The Voice of Hind Rajab : un cri universel
En lice pour le Lion d’or à la Mostra de Venise 2025, The Voice of Hind Rajab est une œuvre qui marque les esprits. Le film s’appuie sur les appels désespérés d’une fillette palestinienne de cinq ans, Hind Rajab, au Croissant-Rouge, avant qu’elle ne soit retrouvée morte dans une voiture criblée de balles à Gaza en janvier 2024. Ce drame, où des soldats israéliens sont pointés du doigt, devient sous l’objectif de Ben Hania un symbole de l’impuissance face à la violence.
« Lorsque j’ai entendu la voix d’Hind Rajab, c’était la voix de Gaza qui appelait à l’aide, et personne ne pouvait entrer. »
Kaouther Ben Hania, à la Mostra de Venise
Ce film, construit avec une intensité dramatique, ne se contente pas de relater les faits. Il interroge : comment une voix d’enfant peut-elle résonner si fort et pourtant rester sans réponse ? La réalisatrice franco-tunisienne y répond par un montage poignant, où chaque plan semble porter le poids d’une tragédie collective.
Les Filles d’Olfa : un regard intime sur la radicalisation
Avant The Voice of Hind Rajab, Kaouther Ben Hania avait déjà secoué le monde du cinéma avec Les Filles d’Olfa, récompensé par un César du documentaire en 2024. Ce film explore la radicalisation de deux jeunes Tunisiennes à travers les témoignages de leur mère et de leurs sœurs, mêlés à des scènes rejouées par des actrices. Cette hybridation entre réalité et mise en scène permet à la réalisatrice de plonger dans la complexité des dynamiques familiales et sociales.

**********

#### PROBLÈME POSÉ 1
D'après le texte sur les films de Kaouther Ben Hania, quelle récompense Les Filles d'Olfa a-t-il obtenue en 2024 ?
Le texte et les enregistrements proviennent de sources distinctes.

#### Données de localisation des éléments
**********

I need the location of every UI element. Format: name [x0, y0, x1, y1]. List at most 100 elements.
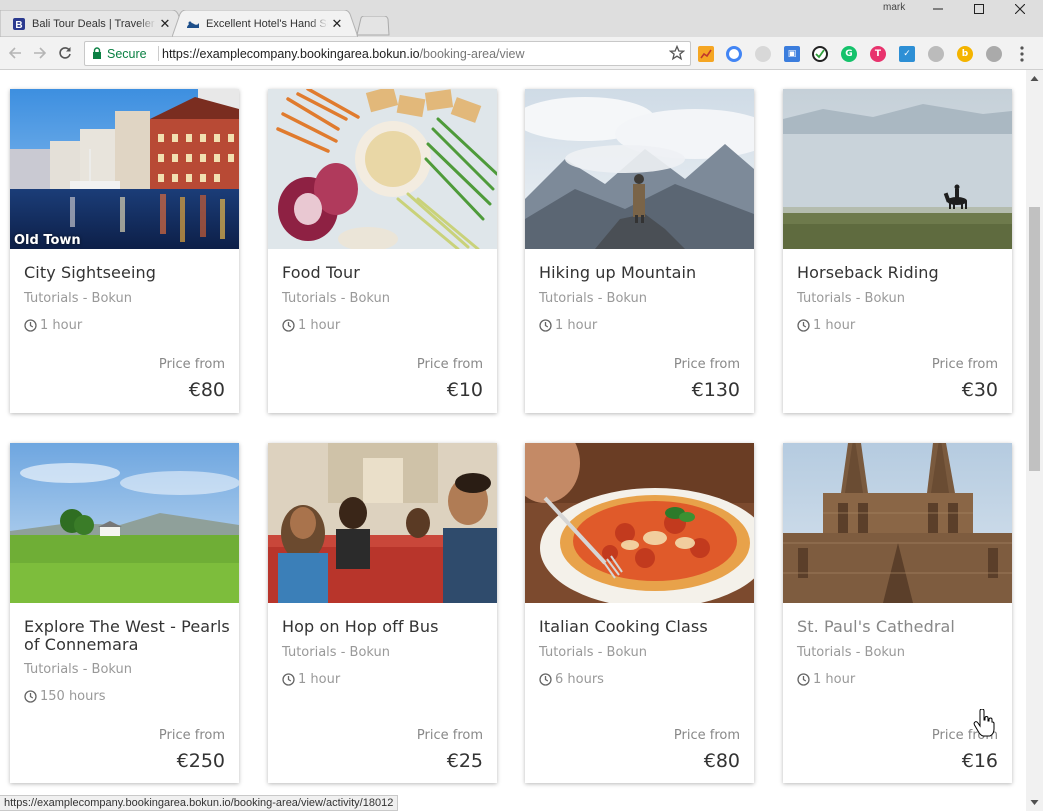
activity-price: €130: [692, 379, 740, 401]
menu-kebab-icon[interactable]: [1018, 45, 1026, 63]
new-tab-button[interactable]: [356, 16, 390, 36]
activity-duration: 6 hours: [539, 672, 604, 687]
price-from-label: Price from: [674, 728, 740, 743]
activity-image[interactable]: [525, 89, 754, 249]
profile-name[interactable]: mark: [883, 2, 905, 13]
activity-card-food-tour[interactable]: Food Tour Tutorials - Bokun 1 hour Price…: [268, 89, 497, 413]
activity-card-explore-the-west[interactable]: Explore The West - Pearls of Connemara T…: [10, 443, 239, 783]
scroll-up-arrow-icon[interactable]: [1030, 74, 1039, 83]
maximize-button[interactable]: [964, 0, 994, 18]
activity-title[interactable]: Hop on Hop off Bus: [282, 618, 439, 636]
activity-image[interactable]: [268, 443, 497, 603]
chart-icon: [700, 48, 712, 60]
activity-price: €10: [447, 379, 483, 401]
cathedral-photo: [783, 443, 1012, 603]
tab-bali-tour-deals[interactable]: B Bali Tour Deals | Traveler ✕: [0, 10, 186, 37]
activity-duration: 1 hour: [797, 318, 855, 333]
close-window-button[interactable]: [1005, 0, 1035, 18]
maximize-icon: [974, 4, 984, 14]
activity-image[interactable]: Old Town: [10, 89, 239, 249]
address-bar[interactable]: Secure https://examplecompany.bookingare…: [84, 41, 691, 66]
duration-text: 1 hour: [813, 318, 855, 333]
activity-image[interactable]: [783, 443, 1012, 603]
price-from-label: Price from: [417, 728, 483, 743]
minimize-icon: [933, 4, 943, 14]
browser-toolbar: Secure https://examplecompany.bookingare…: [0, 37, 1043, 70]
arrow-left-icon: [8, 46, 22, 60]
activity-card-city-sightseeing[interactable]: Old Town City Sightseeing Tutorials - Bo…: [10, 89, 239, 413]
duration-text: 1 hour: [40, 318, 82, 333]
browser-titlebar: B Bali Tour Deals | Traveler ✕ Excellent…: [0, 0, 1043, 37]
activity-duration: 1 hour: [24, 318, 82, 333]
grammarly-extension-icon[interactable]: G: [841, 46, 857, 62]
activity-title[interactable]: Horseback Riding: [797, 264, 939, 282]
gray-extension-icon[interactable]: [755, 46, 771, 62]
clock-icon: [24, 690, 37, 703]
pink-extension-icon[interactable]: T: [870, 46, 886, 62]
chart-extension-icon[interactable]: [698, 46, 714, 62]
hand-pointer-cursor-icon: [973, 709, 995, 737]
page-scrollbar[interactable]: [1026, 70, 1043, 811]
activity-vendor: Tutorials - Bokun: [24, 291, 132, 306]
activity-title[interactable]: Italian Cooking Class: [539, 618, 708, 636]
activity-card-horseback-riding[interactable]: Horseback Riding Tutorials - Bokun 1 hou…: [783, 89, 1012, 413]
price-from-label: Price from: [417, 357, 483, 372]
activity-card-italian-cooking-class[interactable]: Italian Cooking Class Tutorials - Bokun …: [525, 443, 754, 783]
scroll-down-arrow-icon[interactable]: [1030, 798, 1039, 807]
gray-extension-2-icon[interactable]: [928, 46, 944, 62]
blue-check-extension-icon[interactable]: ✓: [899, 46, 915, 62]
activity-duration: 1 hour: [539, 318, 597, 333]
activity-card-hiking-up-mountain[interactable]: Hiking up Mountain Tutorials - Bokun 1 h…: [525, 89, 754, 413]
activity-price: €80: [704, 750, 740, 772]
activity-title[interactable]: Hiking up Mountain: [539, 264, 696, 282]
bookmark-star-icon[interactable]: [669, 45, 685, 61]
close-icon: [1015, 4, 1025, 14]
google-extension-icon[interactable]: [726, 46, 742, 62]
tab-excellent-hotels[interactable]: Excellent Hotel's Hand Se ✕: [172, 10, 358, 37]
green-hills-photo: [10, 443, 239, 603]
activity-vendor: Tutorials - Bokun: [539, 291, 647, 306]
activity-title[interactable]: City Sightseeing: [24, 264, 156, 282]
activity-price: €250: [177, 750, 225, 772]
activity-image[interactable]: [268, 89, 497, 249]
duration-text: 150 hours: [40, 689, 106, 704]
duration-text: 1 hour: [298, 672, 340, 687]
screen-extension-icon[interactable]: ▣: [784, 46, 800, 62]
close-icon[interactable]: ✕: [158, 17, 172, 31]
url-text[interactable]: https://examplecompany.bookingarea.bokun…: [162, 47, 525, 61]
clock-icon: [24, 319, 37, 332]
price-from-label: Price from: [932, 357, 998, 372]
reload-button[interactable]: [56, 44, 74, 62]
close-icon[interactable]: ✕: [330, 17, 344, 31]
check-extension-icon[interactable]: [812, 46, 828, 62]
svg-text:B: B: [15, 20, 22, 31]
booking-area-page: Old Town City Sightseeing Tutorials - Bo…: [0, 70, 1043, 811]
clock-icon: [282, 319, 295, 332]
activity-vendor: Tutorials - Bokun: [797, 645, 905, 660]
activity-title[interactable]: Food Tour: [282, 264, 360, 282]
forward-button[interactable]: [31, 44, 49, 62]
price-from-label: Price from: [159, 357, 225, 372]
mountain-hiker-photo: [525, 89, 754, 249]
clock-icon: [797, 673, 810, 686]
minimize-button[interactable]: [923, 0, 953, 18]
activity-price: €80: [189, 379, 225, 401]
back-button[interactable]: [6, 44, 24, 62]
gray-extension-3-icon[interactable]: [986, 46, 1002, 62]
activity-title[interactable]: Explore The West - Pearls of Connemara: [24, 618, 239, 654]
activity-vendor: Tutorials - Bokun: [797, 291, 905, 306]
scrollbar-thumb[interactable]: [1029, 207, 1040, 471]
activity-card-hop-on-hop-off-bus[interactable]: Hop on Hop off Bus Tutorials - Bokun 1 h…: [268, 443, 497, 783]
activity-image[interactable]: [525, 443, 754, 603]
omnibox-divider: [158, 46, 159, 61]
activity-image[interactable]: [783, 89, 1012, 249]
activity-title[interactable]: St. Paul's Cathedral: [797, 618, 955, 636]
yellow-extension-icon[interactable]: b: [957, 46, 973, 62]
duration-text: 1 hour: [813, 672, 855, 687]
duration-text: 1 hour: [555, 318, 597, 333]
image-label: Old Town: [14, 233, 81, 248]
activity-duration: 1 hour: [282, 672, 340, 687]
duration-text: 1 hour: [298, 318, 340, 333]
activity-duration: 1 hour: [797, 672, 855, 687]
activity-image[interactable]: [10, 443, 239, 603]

**********

#### PROBLÈME POSÉ 2
Extrayez telles quelles les lignes des enregistrements qui vont de celle contenant « activity-price: €130: [692, 379, 740, 401] » jusqu'à celle contenant « profile-name[interactable]: mark: [883, 2, 905, 13] », ces deux lignes incluses.

#### RÉSULTAT 1
Un César du documentaire.

#### RÉSULTAT 2
activity-price: €130: [692, 379, 740, 401]
menu-kebab-icon[interactable]: [1018, 45, 1026, 63]
new-tab-button[interactable]: [356, 16, 390, 36]
activity-duration: 6 hours: [539, 672, 604, 687]
price-from-label: Price from: [674, 728, 740, 743]
activity-image[interactable]: [525, 89, 754, 249]
profile-name[interactable]: mark: [883, 2, 905, 13]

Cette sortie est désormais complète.